(Dataset excerpt)

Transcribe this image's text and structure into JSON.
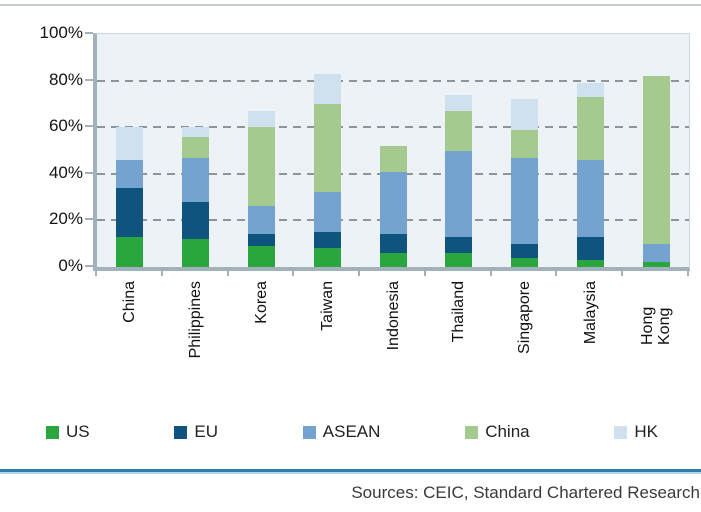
{
  "chart_data": {
    "type": "bar",
    "stacked": true,
    "orientation": "vertical",
    "categories": [
      "China",
      "Philippines",
      "Korea",
      "Taiwan",
      "Indonesia",
      "Thailand",
      "Singapore",
      "Malaysia",
      "Hong Kong"
    ],
    "series": [
      {
        "name": "US",
        "color": "#2aa63e",
        "values": [
          13,
          12,
          9,
          8,
          6,
          6,
          4,
          3,
          2
        ]
      },
      {
        "name": "EU",
        "color": "#0e547e",
        "values": [
          21,
          16,
          5,
          7,
          8,
          7,
          6,
          10,
          0
        ]
      },
      {
        "name": "ASEAN",
        "color": "#74a3cf",
        "values": [
          12,
          19,
          12,
          17,
          27,
          37,
          37,
          33,
          8
        ]
      },
      {
        "name": "China",
        "color": "#a4ca90",
        "values": [
          0,
          9,
          34,
          38,
          11,
          17,
          12,
          27,
          72
        ]
      },
      {
        "name": "HK",
        "color": "#cfe0ee",
        "values": [
          14,
          4,
          7,
          13,
          0,
          7,
          13,
          6,
          0
        ]
      }
    ],
    "totals": [
      60,
      60,
      67,
      83,
      52,
      74,
      72,
      79,
      82
    ],
    "title": "",
    "xlabel": "",
    "ylabel": "",
    "y_axis": {
      "min": 0,
      "max": 100,
      "step": 20,
      "tick_labels": [
        "100%",
        "80%",
        "60%",
        "40%",
        "20%",
        "0%"
      ]
    },
    "grid": "horizontal-dashed",
    "legend_position": "bottom",
    "plot_background": "#edf2f6",
    "axis_color": "#a2b1ba",
    "gridline_color": "#8c959b"
  },
  "legend": {
    "items": [
      {
        "label": "US",
        "color": "#2aa63e"
      },
      {
        "label": "EU",
        "color": "#0e547e"
      },
      {
        "label": "ASEAN",
        "color": "#74a3cf"
      },
      {
        "label": "China",
        "color": "#a4ca90"
      },
      {
        "label": "HK",
        "color": "#cfe0ee"
      }
    ]
  },
  "footer": {
    "sources": "Sources: CEIC, Standard Chartered Research",
    "divider_color": "#2e7dad"
  }
}
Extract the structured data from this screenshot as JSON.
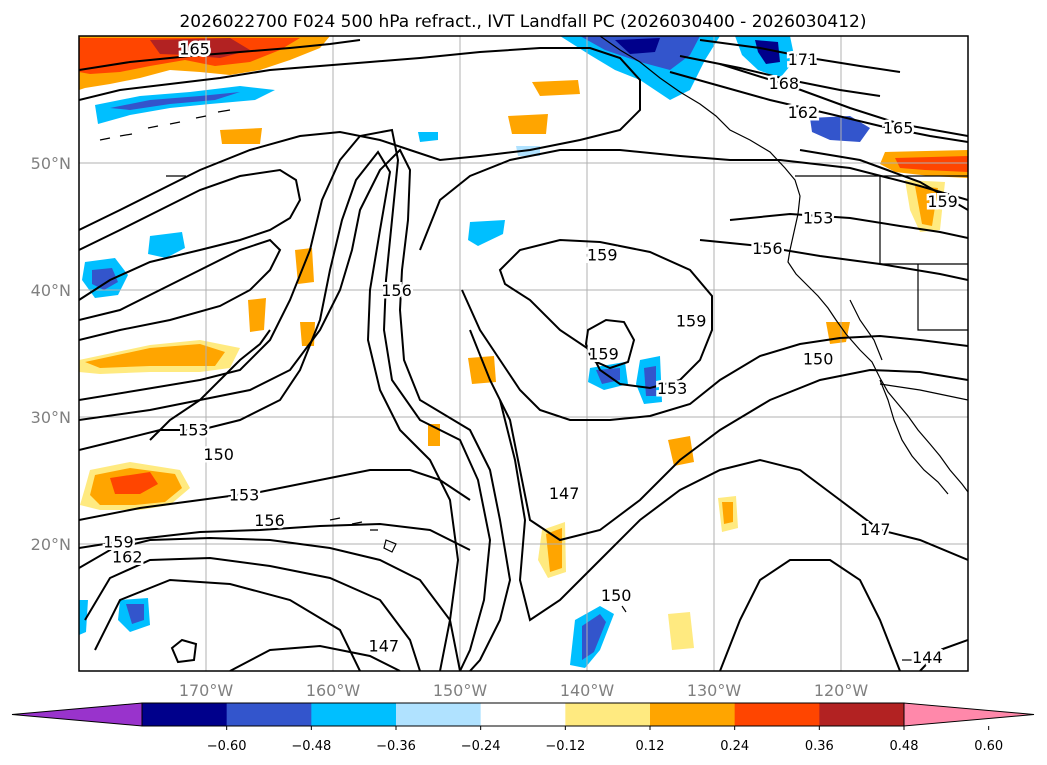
{
  "title": "2026022700 F024 500 hPa refract., IVT Landfall PC (2026030400 - 2026030412)",
  "map": {
    "lon_range": [
      -180,
      -110
    ],
    "lat_range": [
      10,
      60
    ],
    "lat_labels": [
      "50°N",
      "40°N",
      "30°N",
      "20°N"
    ],
    "lon_labels": [
      "170°W",
      "160°W",
      "150°W",
      "140°W",
      "130°W",
      "120°W"
    ],
    "gridlines": true
  },
  "contour_labels": [
    {
      "text": "165",
      "lon": -170.9,
      "lat": 59.0
    },
    {
      "text": "171",
      "lon": -123.0,
      "lat": 58.2
    },
    {
      "text": "168",
      "lon": -124.5,
      "lat": 56.3
    },
    {
      "text": "162",
      "lon": -123.0,
      "lat": 54.0
    },
    {
      "text": "165",
      "lon": -115.5,
      "lat": 52.8
    },
    {
      "text": "159",
      "lon": -112.0,
      "lat": 47.0
    },
    {
      "text": "153",
      "lon": -121.8,
      "lat": 45.7
    },
    {
      "text": "156",
      "lon": -125.8,
      "lat": 43.3
    },
    {
      "text": "159",
      "lon": -138.8,
      "lat": 42.8
    },
    {
      "text": "156",
      "lon": -155.0,
      "lat": 40.0
    },
    {
      "text": "159",
      "lon": -131.8,
      "lat": 37.6
    },
    {
      "text": "159",
      "lon": -138.7,
      "lat": 35.0
    },
    {
      "text": "153",
      "lon": -133.3,
      "lat": 32.3
    },
    {
      "text": "150",
      "lon": -121.8,
      "lat": 34.6
    },
    {
      "text": "153",
      "lon": -171.0,
      "lat": 29.0
    },
    {
      "text": "150",
      "lon": -169.0,
      "lat": 27.1
    },
    {
      "text": "147",
      "lon": -141.8,
      "lat": 24.0
    },
    {
      "text": "153",
      "lon": -167.0,
      "lat": 23.9
    },
    {
      "text": "156",
      "lon": -165.0,
      "lat": 21.9
    },
    {
      "text": "159",
      "lon": -176.9,
      "lat": 20.2
    },
    {
      "text": "162",
      "lon": -176.2,
      "lat": 19.0
    },
    {
      "text": "150",
      "lon": -137.7,
      "lat": 16.0
    },
    {
      "text": "147",
      "lon": -117.3,
      "lat": 21.2
    },
    {
      "text": "147",
      "lon": -156.0,
      "lat": 12.0
    },
    {
      "text": "144",
      "lon": -113.2,
      "lat": 11.1
    }
  ],
  "colorbar": {
    "colors": [
      "#9933cc",
      "#00008b",
      "#3355cc",
      "#00bfff",
      "#b0e2ff",
      "#ffffff",
      "#ffea80",
      "#ffa500",
      "#ff4500",
      "#b22222",
      "#ff88aa"
    ],
    "tick_values": [
      -0.6,
      -0.48,
      -0.36,
      -0.24,
      -0.12,
      0.12,
      0.24,
      0.36,
      0.48,
      0.6
    ],
    "tick_labels": [
      "−0.60",
      "−0.48",
      "−0.36",
      "−0.24",
      "−0.12",
      "0.12",
      "0.24",
      "0.36",
      "0.48",
      "0.60"
    ],
    "extend": "both"
  }
}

(What needs to be done)
Your task is to report how many lines of the material include the string "name". Give the number and no other words.

(Solution for this problem)
5